**Task objective:** Pick out the lines below with "ВызватьИсключение" and list them.

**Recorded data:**
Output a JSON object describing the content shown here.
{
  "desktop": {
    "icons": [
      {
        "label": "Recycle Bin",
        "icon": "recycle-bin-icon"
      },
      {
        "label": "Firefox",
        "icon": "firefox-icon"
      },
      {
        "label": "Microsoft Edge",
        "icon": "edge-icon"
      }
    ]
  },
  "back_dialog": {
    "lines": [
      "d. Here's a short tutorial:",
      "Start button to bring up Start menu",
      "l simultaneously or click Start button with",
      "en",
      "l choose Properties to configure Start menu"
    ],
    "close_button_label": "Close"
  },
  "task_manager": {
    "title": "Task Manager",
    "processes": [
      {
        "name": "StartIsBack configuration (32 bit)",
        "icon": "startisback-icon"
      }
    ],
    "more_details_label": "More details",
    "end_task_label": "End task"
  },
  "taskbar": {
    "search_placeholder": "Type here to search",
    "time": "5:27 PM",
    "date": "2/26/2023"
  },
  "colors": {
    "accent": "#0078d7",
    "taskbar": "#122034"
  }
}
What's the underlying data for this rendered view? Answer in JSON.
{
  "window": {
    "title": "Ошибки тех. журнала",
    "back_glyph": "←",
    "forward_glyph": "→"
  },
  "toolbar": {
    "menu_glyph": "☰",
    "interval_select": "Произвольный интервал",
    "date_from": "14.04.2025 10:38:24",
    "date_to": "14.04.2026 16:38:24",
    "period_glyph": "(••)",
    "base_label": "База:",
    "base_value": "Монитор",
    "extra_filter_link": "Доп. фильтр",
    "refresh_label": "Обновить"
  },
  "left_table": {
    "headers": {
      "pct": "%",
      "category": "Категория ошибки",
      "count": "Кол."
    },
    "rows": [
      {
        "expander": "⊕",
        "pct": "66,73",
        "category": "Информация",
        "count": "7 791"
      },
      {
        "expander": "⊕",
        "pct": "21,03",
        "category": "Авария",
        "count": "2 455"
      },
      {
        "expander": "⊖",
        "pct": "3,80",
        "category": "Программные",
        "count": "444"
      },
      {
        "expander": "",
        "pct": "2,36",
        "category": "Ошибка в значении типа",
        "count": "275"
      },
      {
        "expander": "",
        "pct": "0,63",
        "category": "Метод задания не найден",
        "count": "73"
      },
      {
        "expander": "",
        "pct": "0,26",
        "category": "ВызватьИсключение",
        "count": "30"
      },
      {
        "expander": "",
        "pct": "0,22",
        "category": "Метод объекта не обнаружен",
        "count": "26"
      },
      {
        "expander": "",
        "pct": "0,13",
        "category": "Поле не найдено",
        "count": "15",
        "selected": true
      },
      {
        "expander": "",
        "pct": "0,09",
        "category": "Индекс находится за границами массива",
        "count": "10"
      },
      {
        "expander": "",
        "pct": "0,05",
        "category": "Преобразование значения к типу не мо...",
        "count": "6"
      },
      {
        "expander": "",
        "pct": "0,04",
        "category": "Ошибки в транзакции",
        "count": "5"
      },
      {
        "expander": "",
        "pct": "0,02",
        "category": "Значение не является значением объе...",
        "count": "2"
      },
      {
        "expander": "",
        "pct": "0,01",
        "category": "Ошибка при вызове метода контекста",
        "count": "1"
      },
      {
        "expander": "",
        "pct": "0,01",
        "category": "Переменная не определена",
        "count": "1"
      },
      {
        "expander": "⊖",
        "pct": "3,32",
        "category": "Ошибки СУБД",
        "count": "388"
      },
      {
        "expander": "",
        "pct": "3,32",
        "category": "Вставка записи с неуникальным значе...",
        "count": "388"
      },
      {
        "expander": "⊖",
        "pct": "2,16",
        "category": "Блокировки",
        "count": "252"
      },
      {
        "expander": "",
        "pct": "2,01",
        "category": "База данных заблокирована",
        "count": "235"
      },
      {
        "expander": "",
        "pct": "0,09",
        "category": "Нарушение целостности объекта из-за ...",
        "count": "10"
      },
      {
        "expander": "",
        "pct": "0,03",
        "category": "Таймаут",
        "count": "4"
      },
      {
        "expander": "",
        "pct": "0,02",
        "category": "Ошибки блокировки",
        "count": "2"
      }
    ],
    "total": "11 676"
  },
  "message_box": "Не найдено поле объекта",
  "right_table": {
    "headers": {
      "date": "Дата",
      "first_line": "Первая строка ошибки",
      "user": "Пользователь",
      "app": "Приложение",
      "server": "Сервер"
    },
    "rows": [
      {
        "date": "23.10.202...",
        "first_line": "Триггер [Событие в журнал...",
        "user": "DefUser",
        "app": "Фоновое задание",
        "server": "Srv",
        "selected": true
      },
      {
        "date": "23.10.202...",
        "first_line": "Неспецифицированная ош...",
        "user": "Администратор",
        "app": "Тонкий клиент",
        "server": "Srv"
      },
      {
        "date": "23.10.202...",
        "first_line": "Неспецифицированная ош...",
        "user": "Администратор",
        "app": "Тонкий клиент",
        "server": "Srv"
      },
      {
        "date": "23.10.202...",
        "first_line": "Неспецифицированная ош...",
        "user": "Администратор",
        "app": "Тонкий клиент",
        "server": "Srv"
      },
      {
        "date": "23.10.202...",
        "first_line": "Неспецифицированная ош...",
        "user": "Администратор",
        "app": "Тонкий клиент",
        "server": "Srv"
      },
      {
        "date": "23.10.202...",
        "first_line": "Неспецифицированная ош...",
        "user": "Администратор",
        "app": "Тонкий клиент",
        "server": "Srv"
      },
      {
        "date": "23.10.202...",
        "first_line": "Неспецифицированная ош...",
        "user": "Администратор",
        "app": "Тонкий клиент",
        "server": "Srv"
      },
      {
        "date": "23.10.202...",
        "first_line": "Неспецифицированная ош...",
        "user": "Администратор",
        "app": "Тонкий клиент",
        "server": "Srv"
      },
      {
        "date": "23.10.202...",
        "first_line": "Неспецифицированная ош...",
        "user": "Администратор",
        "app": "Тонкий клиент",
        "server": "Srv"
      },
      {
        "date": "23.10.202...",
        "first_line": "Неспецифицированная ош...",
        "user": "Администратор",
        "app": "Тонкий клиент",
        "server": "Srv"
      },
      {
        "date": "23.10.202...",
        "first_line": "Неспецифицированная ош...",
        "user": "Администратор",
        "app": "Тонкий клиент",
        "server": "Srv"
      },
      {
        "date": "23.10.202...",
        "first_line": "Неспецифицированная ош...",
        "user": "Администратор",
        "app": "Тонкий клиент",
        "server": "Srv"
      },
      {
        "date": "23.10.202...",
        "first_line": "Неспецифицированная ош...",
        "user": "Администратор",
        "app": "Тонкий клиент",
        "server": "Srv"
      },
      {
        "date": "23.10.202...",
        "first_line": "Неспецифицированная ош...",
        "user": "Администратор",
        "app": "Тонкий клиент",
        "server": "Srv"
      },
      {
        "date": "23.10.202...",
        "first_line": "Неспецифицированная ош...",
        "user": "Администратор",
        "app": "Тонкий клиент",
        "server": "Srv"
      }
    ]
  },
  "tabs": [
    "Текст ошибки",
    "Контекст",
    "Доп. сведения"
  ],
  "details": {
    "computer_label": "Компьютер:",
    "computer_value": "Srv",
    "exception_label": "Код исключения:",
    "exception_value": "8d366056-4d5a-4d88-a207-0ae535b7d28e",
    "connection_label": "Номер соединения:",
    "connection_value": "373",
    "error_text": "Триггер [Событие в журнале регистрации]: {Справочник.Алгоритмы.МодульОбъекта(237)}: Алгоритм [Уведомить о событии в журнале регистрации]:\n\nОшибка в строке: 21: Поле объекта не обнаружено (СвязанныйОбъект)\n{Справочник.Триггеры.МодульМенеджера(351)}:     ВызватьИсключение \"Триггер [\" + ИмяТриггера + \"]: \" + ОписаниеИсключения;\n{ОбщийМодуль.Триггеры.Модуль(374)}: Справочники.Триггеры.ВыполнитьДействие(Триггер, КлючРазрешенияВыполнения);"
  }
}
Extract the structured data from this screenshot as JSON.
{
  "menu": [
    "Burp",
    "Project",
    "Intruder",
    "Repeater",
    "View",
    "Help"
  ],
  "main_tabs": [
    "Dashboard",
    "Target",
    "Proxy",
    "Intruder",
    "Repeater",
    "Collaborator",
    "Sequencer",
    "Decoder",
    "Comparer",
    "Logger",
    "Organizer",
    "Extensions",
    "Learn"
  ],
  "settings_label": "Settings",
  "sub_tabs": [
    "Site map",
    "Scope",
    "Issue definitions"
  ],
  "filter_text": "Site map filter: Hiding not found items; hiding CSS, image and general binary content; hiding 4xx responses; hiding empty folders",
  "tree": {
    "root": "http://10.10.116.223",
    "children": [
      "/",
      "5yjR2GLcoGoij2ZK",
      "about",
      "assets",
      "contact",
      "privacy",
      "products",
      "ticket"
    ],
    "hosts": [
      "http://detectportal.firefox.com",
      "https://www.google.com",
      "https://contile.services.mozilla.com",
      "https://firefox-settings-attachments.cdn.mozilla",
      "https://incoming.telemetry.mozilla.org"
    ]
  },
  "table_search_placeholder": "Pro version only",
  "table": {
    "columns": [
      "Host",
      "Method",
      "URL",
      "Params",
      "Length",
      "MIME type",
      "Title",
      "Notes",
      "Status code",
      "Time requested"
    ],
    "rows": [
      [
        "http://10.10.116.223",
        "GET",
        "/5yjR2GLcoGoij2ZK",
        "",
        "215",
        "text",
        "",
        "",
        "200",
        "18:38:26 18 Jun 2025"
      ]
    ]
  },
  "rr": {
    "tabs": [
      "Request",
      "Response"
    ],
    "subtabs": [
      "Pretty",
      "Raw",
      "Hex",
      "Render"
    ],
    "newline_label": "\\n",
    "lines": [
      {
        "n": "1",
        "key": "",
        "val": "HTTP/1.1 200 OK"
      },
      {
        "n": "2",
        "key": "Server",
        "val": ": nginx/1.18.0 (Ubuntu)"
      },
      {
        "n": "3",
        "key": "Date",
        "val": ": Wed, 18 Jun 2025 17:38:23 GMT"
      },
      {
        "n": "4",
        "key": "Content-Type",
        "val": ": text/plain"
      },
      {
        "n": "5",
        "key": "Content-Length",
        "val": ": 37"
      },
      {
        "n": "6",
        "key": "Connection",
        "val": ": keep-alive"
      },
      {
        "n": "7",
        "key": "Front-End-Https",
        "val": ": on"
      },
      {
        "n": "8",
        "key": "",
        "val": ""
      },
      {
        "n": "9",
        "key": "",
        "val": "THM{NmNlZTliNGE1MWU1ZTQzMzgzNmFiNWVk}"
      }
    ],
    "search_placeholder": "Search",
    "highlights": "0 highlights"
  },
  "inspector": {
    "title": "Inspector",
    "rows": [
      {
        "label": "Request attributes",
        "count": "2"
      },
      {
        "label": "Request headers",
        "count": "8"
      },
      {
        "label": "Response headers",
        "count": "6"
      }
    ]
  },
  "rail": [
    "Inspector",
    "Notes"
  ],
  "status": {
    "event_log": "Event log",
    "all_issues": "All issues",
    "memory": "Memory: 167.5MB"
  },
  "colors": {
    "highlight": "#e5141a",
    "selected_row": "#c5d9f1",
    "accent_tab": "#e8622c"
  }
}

**Problem solution:**
        "category": "ВызватьИсключение",
    "error_text": "Триггер [Событие в журнале регистрации]: {Справочник.Алгоритмы.МодульОбъекта(237)}: Алгоритм [Уведомить о событии в журнале регистрации]:\n\nОшибка в строке: 21: Поле объекта не обнаружено (СвязанныйОбъект)\n{Справочник.Триггеры.МодульМенеджера(351)}:     ВызватьИсключение \"Триггер [\" + ИмяТриггера + \"]: \" + ОписаниеИсключения;\n{ОбщийМодуль.Триггеры.Модуль(374)}: Справочники.Триггеры.ВыполнитьДействие(Триггер, КлючРазрешенияВыполнения);"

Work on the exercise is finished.